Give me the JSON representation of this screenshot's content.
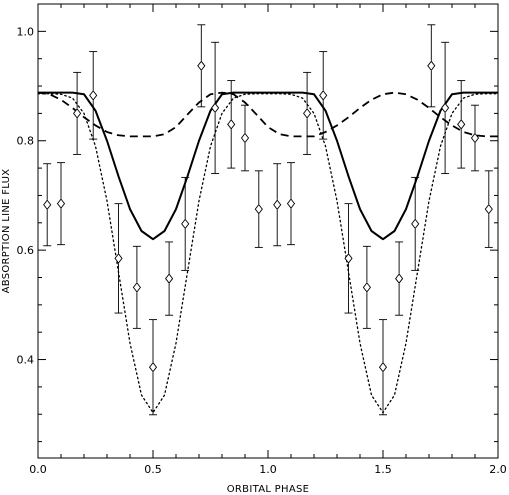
{
  "chart_data": {
    "type": "scatter",
    "title": "",
    "xlabel": "ORBITAL PHASE",
    "ylabel": "ABSORPTION LINE FLUX",
    "xlim": [
      0.0,
      2.0
    ],
    "ylim": [
      0.22,
      1.05
    ],
    "xticks": [
      0.0,
      0.5,
      1.0,
      1.5,
      2.0
    ],
    "xtick_labels": [
      "0.0",
      "0.5",
      "1.0",
      "1.5",
      "2.0"
    ],
    "yticks": [
      0.4,
      0.6,
      0.8,
      1.0
    ],
    "ytick_labels": [
      "0.4",
      "0.6",
      "0.8",
      "1.0"
    ],
    "grid": false,
    "legend": "none",
    "series": [
      {
        "style": "points-with-errorbars",
        "marker": "diamond",
        "points": [
          {
            "x": 0.04,
            "y": 0.683,
            "err": 0.075
          },
          {
            "x": 0.1,
            "y": 0.685,
            "err": 0.075
          },
          {
            "x": 0.17,
            "y": 0.85,
            "err": 0.075
          },
          {
            "x": 0.24,
            "y": 0.883,
            "err": 0.08
          },
          {
            "x": 0.35,
            "y": 0.585,
            "err": 0.1
          },
          {
            "x": 0.43,
            "y": 0.532,
            "err": 0.075
          },
          {
            "x": 0.5,
            "y": 0.386,
            "err": 0.087
          },
          {
            "x": 0.57,
            "y": 0.548,
            "err": 0.067
          },
          {
            "x": 0.64,
            "y": 0.648,
            "err": 0.085
          },
          {
            "x": 0.71,
            "y": 0.937,
            "err": 0.075
          },
          {
            "x": 0.77,
            "y": 0.86,
            "err": 0.12
          },
          {
            "x": 0.84,
            "y": 0.83,
            "err": 0.08
          },
          {
            "x": 0.9,
            "y": 0.805,
            "err": 0.06
          },
          {
            "x": 0.96,
            "y": 0.675,
            "err": 0.07
          },
          {
            "x": 1.04,
            "y": 0.683,
            "err": 0.075
          },
          {
            "x": 1.1,
            "y": 0.685,
            "err": 0.075
          },
          {
            "x": 1.17,
            "y": 0.85,
            "err": 0.075
          },
          {
            "x": 1.24,
            "y": 0.883,
            "err": 0.08
          },
          {
            "x": 1.35,
            "y": 0.585,
            "err": 0.1
          },
          {
            "x": 1.43,
            "y": 0.532,
            "err": 0.075
          },
          {
            "x": 1.5,
            "y": 0.386,
            "err": 0.087
          },
          {
            "x": 1.57,
            "y": 0.548,
            "err": 0.067
          },
          {
            "x": 1.64,
            "y": 0.648,
            "err": 0.085
          },
          {
            "x": 1.71,
            "y": 0.937,
            "err": 0.075
          },
          {
            "x": 1.77,
            "y": 0.86,
            "err": 0.12
          },
          {
            "x": 1.84,
            "y": 0.83,
            "err": 0.08
          },
          {
            "x": 1.9,
            "y": 0.805,
            "err": 0.06
          },
          {
            "x": 1.96,
            "y": 0.675,
            "err": 0.07
          }
        ]
      },
      {
        "style": "solid-line",
        "x": [
          0.0,
          0.05,
          0.1,
          0.15,
          0.2,
          0.25,
          0.3,
          0.35,
          0.4,
          0.45,
          0.5,
          0.55,
          0.6,
          0.65,
          0.7,
          0.75,
          0.8,
          0.85,
          0.9,
          0.95,
          1.0,
          1.05,
          1.1,
          1.15,
          1.2,
          1.25,
          1.3,
          1.35,
          1.4,
          1.45,
          1.5,
          1.55,
          1.6,
          1.65,
          1.7,
          1.75,
          1.8,
          1.85,
          1.9,
          1.95,
          2.0
        ],
        "y": [
          0.888,
          0.888,
          0.888,
          0.888,
          0.885,
          0.855,
          0.8,
          0.735,
          0.675,
          0.635,
          0.62,
          0.635,
          0.675,
          0.735,
          0.8,
          0.855,
          0.885,
          0.888,
          0.888,
          0.888,
          0.888,
          0.888,
          0.888,
          0.888,
          0.885,
          0.855,
          0.8,
          0.735,
          0.675,
          0.635,
          0.62,
          0.635,
          0.675,
          0.735,
          0.8,
          0.855,
          0.885,
          0.888,
          0.888,
          0.888,
          0.888
        ]
      },
      {
        "style": "dashed-line",
        "x": [
          0.0,
          0.05,
          0.1,
          0.15,
          0.2,
          0.25,
          0.3,
          0.35,
          0.4,
          0.45,
          0.5,
          0.55,
          0.6,
          0.65,
          0.7,
          0.75,
          0.8,
          0.85,
          0.9,
          0.95,
          1.0,
          1.05,
          1.1,
          1.15,
          1.2,
          1.25,
          1.3,
          1.35,
          1.4,
          1.45,
          1.5,
          1.55,
          1.6,
          1.65,
          1.7,
          1.75,
          1.8,
          1.85,
          1.9,
          1.95,
          2.0
        ],
        "y": [
          0.888,
          0.885,
          0.875,
          0.86,
          0.843,
          0.828,
          0.816,
          0.81,
          0.808,
          0.808,
          0.808,
          0.812,
          0.825,
          0.848,
          0.87,
          0.885,
          0.888,
          0.885,
          0.87,
          0.848,
          0.825,
          0.812,
          0.808,
          0.808,
          0.808,
          0.816,
          0.828,
          0.843,
          0.86,
          0.875,
          0.885,
          0.888,
          0.885,
          0.875,
          0.86,
          0.843,
          0.828,
          0.816,
          0.81,
          0.808,
          0.808
        ]
      },
      {
        "style": "dotted-line",
        "x": [
          0.0,
          0.05,
          0.1,
          0.15,
          0.2,
          0.25,
          0.3,
          0.35,
          0.4,
          0.45,
          0.5,
          0.55,
          0.6,
          0.65,
          0.7,
          0.75,
          0.8,
          0.85,
          0.9,
          0.95,
          1.0,
          1.05,
          1.1,
          1.15,
          1.2,
          1.25,
          1.3,
          1.35,
          1.4,
          1.45,
          1.5,
          1.55,
          1.6,
          1.65,
          1.7,
          1.75,
          1.8,
          1.85,
          1.9,
          1.95,
          2.0
        ],
        "y": [
          0.886,
          0.886,
          0.885,
          0.878,
          0.85,
          0.79,
          0.69,
          0.56,
          0.43,
          0.335,
          0.303,
          0.335,
          0.43,
          0.56,
          0.69,
          0.79,
          0.85,
          0.878,
          0.885,
          0.886,
          0.886,
          0.886,
          0.885,
          0.878,
          0.85,
          0.79,
          0.69,
          0.56,
          0.43,
          0.335,
          0.303,
          0.335,
          0.43,
          0.56,
          0.69,
          0.79,
          0.85,
          0.878,
          0.885,
          0.886,
          0.886
        ]
      }
    ]
  }
}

INSTRUCTION —
Will you set down the records word for word while leaving out every picture?

SOLVED PROBLEM —
Give me the JSON representation of this screenshot's content.
{
  "chart_data": {
    "type": "scatter",
    "title": "",
    "xlabel": "ORBITAL PHASE",
    "ylabel": "ABSORPTION LINE FLUX",
    "xlim": [
      0.0,
      2.0
    ],
    "ylim": [
      0.22,
      1.05
    ],
    "xticks": [
      0.0,
      0.5,
      1.0,
      1.5,
      2.0
    ],
    "xtick_labels": [
      "0.0",
      "0.5",
      "1.0",
      "1.5",
      "2.0"
    ],
    "yticks": [
      0.4,
      0.6,
      0.8,
      1.0
    ],
    "ytick_labels": [
      "0.4",
      "0.6",
      "0.8",
      "1.0"
    ],
    "grid": false,
    "legend": "none",
    "series": [
      {
        "style": "points-with-errorbars",
        "marker": "diamond",
        "points": [
          {
            "x": 0.04,
            "y": 0.683,
            "err": 0.075
          },
          {
            "x": 0.1,
            "y": 0.685,
            "err": 0.075
          },
          {
            "x": 0.17,
            "y": 0.85,
            "err": 0.075
          },
          {
            "x": 0.24,
            "y": 0.883,
            "err": 0.08
          },
          {
            "x": 0.35,
            "y": 0.585,
            "err": 0.1
          },
          {
            "x": 0.43,
            "y": 0.532,
            "err": 0.075
          },
          {
            "x": 0.5,
            "y": 0.386,
            "err": 0.087
          },
          {
            "x": 0.57,
            "y": 0.548,
            "err": 0.067
          },
          {
            "x": 0.64,
            "y": 0.648,
            "err": 0.085
          },
          {
            "x": 0.71,
            "y": 0.937,
            "err": 0.075
          },
          {
            "x": 0.77,
            "y": 0.86,
            "err": 0.12
          },
          {
            "x": 0.84,
            "y": 0.83,
            "err": 0.08
          },
          {
            "x": 0.9,
            "y": 0.805,
            "err": 0.06
          },
          {
            "x": 0.96,
            "y": 0.675,
            "err": 0.07
          },
          {
            "x": 1.04,
            "y": 0.683,
            "err": 0.075
          },
          {
            "x": 1.1,
            "y": 0.685,
            "err": 0.075
          },
          {
            "x": 1.17,
            "y": 0.85,
            "err": 0.075
          },
          {
            "x": 1.24,
            "y": 0.883,
            "err": 0.08
          },
          {
            "x": 1.35,
            "y": 0.585,
            "err": 0.1
          },
          {
            "x": 1.43,
            "y": 0.532,
            "err": 0.075
          },
          {
            "x": 1.5,
            "y": 0.386,
            "err": 0.087
          },
          {
            "x": 1.57,
            "y": 0.548,
            "err": 0.067
          },
          {
            "x": 1.64,
            "y": 0.648,
            "err": 0.085
          },
          {
            "x": 1.71,
            "y": 0.937,
            "err": 0.075
          },
          {
            "x": 1.77,
            "y": 0.86,
            "err": 0.12
          },
          {
            "x": 1.84,
            "y": 0.83,
            "err": 0.08
          },
          {
            "x": 1.9,
            "y": 0.805,
            "err": 0.06
          },
          {
            "x": 1.96,
            "y": 0.675,
            "err": 0.07
          }
        ]
      },
      {
        "style": "solid-line",
        "x": [
          0.0,
          0.05,
          0.1,
          0.15,
          0.2,
          0.25,
          0.3,
          0.35,
          0.4,
          0.45,
          0.5,
          0.55,
          0.6,
          0.65,
          0.7,
          0.75,
          0.8,
          0.85,
          0.9,
          0.95,
          1.0,
          1.05,
          1.1,
          1.15,
          1.2,
          1.25,
          1.3,
          1.35,
          1.4,
          1.45,
          1.5,
          1.55,
          1.6,
          1.65,
          1.7,
          1.75,
          1.8,
          1.85,
          1.9,
          1.95,
          2.0
        ],
        "y": [
          0.888,
          0.888,
          0.888,
          0.888,
          0.885,
          0.855,
          0.8,
          0.735,
          0.675,
          0.635,
          0.62,
          0.635,
          0.675,
          0.735,
          0.8,
          0.855,
          0.885,
          0.888,
          0.888,
          0.888,
          0.888,
          0.888,
          0.888,
          0.888,
          0.885,
          0.855,
          0.8,
          0.735,
          0.675,
          0.635,
          0.62,
          0.635,
          0.675,
          0.735,
          0.8,
          0.855,
          0.885,
          0.888,
          0.888,
          0.888,
          0.888
        ]
      },
      {
        "style": "dashed-line",
        "x": [
          0.0,
          0.05,
          0.1,
          0.15,
          0.2,
          0.25,
          0.3,
          0.35,
          0.4,
          0.45,
          0.5,
          0.55,
          0.6,
          0.65,
          0.7,
          0.75,
          0.8,
          0.85,
          0.9,
          0.95,
          1.0,
          1.05,
          1.1,
          1.15,
          1.2,
          1.25,
          1.3,
          1.35,
          1.4,
          1.45,
          1.5,
          1.55,
          1.6,
          1.65,
          1.7,
          1.75,
          1.8,
          1.85,
          1.9,
          1.95,
          2.0
        ],
        "y": [
          0.888,
          0.885,
          0.875,
          0.86,
          0.843,
          0.828,
          0.816,
          0.81,
          0.808,
          0.808,
          0.808,
          0.812,
          0.825,
          0.848,
          0.87,
          0.885,
          0.888,
          0.885,
          0.87,
          0.848,
          0.825,
          0.812,
          0.808,
          0.808,
          0.808,
          0.816,
          0.828,
          0.843,
          0.86,
          0.875,
          0.885,
          0.888,
          0.885,
          0.875,
          0.86,
          0.843,
          0.828,
          0.816,
          0.81,
          0.808,
          0.808
        ]
      },
      {
        "style": "dotted-line",
        "x": [
          0.0,
          0.05,
          0.1,
          0.15,
          0.2,
          0.25,
          0.3,
          0.35,
          0.4,
          0.45,
          0.5,
          0.55,
          0.6,
          0.65,
          0.7,
          0.75,
          0.8,
          0.85,
          0.9,
          0.95,
          1.0,
          1.05,
          1.1,
          1.15,
          1.2,
          1.25,
          1.3,
          1.35,
          1.4,
          1.45,
          1.5,
          1.55,
          1.6,
          1.65,
          1.7,
          1.75,
          1.8,
          1.85,
          1.9,
          1.95,
          2.0
        ],
        "y": [
          0.886,
          0.886,
          0.885,
          0.878,
          0.85,
          0.79,
          0.69,
          0.56,
          0.43,
          0.335,
          0.303,
          0.335,
          0.43,
          0.56,
          0.69,
          0.79,
          0.85,
          0.878,
          0.885,
          0.886,
          0.886,
          0.886,
          0.885,
          0.878,
          0.85,
          0.79,
          0.69,
          0.56,
          0.43,
          0.335,
          0.303,
          0.335,
          0.43,
          0.56,
          0.69,
          0.79,
          0.85,
          0.878,
          0.885,
          0.886,
          0.886
        ]
      }
    ]
  }
}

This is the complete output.